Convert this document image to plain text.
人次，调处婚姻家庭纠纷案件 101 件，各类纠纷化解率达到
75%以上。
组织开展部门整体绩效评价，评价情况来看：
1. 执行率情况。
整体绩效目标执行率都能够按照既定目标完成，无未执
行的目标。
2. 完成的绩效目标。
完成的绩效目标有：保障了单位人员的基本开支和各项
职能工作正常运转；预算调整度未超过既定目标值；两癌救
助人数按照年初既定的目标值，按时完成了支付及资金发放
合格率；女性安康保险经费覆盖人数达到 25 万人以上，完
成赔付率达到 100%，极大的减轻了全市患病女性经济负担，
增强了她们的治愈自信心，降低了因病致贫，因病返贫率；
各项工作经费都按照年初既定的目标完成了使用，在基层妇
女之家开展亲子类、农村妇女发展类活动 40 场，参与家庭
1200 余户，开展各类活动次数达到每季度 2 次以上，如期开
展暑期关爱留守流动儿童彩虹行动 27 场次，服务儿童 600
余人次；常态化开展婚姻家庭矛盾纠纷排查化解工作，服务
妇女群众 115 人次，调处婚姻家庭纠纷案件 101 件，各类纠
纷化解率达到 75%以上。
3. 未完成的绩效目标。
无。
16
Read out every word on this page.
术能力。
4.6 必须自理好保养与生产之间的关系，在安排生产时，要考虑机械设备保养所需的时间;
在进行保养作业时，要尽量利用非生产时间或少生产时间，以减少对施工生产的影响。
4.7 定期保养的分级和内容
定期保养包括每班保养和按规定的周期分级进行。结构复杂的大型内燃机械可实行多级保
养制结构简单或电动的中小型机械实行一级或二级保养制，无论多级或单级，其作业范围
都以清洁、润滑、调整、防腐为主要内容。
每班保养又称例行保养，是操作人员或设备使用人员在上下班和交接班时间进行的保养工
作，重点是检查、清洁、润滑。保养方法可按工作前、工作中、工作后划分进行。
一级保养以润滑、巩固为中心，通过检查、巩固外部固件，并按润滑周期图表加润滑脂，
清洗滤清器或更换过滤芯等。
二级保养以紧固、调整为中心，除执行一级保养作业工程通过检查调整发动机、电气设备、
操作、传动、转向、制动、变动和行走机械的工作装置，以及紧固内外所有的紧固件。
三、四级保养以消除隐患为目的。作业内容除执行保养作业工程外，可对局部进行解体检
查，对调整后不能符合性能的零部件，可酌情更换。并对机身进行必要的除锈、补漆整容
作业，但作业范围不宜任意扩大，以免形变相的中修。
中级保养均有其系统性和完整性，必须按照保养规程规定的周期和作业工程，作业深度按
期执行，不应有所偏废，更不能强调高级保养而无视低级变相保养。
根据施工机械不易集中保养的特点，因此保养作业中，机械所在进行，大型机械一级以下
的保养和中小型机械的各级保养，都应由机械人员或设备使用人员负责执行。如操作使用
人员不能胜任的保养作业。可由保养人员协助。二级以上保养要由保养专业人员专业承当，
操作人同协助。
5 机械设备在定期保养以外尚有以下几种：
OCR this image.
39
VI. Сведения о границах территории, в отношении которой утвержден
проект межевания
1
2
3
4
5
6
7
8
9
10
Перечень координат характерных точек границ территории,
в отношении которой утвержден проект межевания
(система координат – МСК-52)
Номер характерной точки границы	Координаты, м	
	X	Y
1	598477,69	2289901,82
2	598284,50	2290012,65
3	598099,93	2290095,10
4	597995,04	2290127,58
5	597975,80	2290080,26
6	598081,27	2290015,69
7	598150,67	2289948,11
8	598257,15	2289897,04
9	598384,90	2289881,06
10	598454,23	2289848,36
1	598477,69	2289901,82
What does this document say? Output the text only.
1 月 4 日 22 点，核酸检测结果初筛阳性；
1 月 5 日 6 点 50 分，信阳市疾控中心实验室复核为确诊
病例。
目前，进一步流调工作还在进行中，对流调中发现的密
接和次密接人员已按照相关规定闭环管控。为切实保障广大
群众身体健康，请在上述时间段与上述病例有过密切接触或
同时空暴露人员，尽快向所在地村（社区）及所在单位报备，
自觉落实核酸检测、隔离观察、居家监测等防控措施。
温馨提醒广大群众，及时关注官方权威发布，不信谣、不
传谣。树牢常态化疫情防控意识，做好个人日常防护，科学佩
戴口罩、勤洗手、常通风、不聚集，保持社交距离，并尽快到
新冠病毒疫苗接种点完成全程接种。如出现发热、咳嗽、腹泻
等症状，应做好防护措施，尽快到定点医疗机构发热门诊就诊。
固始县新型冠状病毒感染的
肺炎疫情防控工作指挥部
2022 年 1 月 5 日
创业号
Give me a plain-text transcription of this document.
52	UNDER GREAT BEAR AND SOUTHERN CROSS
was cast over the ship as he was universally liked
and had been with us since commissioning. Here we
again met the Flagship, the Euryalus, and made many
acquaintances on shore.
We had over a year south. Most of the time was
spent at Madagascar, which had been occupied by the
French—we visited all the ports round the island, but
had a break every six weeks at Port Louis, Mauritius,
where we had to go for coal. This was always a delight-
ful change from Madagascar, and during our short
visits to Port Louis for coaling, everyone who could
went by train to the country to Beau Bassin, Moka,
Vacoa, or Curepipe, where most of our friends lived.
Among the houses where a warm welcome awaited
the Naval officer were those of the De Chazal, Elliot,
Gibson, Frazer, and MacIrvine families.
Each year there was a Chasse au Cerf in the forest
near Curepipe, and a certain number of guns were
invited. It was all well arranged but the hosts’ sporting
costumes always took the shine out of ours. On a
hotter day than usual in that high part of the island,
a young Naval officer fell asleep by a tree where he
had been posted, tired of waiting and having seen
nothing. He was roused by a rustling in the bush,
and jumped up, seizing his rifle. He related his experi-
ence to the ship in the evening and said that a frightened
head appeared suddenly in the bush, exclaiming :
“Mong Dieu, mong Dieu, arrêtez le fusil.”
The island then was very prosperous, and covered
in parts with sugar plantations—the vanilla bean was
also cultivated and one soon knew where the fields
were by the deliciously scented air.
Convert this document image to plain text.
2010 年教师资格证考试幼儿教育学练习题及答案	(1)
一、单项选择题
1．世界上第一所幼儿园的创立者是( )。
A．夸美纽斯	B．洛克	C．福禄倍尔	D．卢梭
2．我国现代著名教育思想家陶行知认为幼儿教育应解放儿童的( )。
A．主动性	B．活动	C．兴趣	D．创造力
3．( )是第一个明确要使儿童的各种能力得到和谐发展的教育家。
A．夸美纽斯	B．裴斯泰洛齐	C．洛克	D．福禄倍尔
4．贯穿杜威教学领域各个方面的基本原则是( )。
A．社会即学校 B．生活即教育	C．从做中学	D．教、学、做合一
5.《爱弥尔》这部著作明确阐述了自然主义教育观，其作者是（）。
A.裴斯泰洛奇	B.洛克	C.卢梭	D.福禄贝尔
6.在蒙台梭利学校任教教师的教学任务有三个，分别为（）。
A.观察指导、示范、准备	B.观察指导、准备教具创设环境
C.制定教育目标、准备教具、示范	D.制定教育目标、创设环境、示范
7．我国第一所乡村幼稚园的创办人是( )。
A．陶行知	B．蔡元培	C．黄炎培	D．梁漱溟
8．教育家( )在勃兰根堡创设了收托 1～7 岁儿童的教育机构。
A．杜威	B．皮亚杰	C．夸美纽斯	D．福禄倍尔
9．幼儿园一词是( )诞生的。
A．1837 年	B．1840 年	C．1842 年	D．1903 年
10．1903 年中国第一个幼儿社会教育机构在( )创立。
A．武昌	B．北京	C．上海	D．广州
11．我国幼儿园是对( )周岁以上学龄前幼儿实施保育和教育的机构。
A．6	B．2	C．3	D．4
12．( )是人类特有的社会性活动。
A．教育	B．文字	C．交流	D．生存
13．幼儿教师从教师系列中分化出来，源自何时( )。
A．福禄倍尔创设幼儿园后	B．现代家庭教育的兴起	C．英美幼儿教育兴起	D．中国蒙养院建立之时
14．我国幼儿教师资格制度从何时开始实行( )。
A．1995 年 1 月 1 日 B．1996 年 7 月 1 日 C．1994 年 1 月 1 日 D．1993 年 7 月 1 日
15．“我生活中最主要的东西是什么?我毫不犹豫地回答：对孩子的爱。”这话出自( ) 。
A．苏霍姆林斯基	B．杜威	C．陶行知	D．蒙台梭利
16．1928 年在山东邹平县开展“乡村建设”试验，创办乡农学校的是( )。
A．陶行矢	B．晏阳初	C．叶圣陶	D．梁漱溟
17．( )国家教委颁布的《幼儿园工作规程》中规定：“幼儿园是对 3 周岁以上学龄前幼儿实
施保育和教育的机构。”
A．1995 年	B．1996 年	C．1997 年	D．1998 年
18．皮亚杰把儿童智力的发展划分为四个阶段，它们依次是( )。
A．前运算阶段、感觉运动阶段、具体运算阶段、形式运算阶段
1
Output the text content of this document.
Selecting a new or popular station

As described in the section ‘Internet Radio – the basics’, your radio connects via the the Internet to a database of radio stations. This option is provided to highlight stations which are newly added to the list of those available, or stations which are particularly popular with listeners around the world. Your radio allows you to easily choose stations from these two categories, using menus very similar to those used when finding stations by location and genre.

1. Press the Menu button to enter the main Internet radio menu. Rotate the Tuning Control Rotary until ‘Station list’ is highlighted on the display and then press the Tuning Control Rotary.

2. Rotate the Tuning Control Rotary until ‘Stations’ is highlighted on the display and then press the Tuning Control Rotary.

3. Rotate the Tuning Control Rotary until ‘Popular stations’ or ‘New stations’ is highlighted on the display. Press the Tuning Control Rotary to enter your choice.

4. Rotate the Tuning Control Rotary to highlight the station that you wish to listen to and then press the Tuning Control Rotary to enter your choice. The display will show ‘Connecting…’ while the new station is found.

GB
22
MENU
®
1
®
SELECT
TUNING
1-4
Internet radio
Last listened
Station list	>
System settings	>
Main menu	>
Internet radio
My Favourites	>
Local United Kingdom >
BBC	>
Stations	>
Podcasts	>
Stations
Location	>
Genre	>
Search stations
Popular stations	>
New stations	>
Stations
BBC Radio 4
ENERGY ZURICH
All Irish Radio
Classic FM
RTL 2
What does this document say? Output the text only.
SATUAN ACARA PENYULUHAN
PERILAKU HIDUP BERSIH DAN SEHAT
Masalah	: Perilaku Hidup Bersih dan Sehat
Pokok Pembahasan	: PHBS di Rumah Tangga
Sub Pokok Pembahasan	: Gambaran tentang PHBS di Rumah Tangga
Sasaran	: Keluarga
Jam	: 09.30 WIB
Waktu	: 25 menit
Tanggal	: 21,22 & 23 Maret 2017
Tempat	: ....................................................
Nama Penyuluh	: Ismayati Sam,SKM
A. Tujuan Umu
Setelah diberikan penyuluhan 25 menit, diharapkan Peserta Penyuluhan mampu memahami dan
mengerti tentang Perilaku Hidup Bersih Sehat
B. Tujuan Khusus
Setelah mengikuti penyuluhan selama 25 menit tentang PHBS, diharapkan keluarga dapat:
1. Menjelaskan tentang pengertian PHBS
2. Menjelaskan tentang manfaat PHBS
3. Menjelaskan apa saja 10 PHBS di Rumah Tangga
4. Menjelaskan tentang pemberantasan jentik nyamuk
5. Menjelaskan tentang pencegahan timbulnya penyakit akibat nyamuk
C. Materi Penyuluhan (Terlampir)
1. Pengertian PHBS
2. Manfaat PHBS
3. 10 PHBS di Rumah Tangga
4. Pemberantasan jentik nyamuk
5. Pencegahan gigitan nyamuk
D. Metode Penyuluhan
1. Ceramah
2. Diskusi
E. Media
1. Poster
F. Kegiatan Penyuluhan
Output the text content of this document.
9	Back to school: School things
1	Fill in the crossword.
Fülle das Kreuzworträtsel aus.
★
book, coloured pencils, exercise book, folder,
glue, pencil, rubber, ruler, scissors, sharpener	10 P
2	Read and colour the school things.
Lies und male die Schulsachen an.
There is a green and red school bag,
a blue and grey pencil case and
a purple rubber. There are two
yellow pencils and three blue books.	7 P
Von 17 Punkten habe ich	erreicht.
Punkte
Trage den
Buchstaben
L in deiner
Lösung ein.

++++++++++

WHAT THE EXERCISE ASKS: Check each line above for the string "отношении" and report how many lines have it, giving only the number.

EXERCISE ANSWER: 2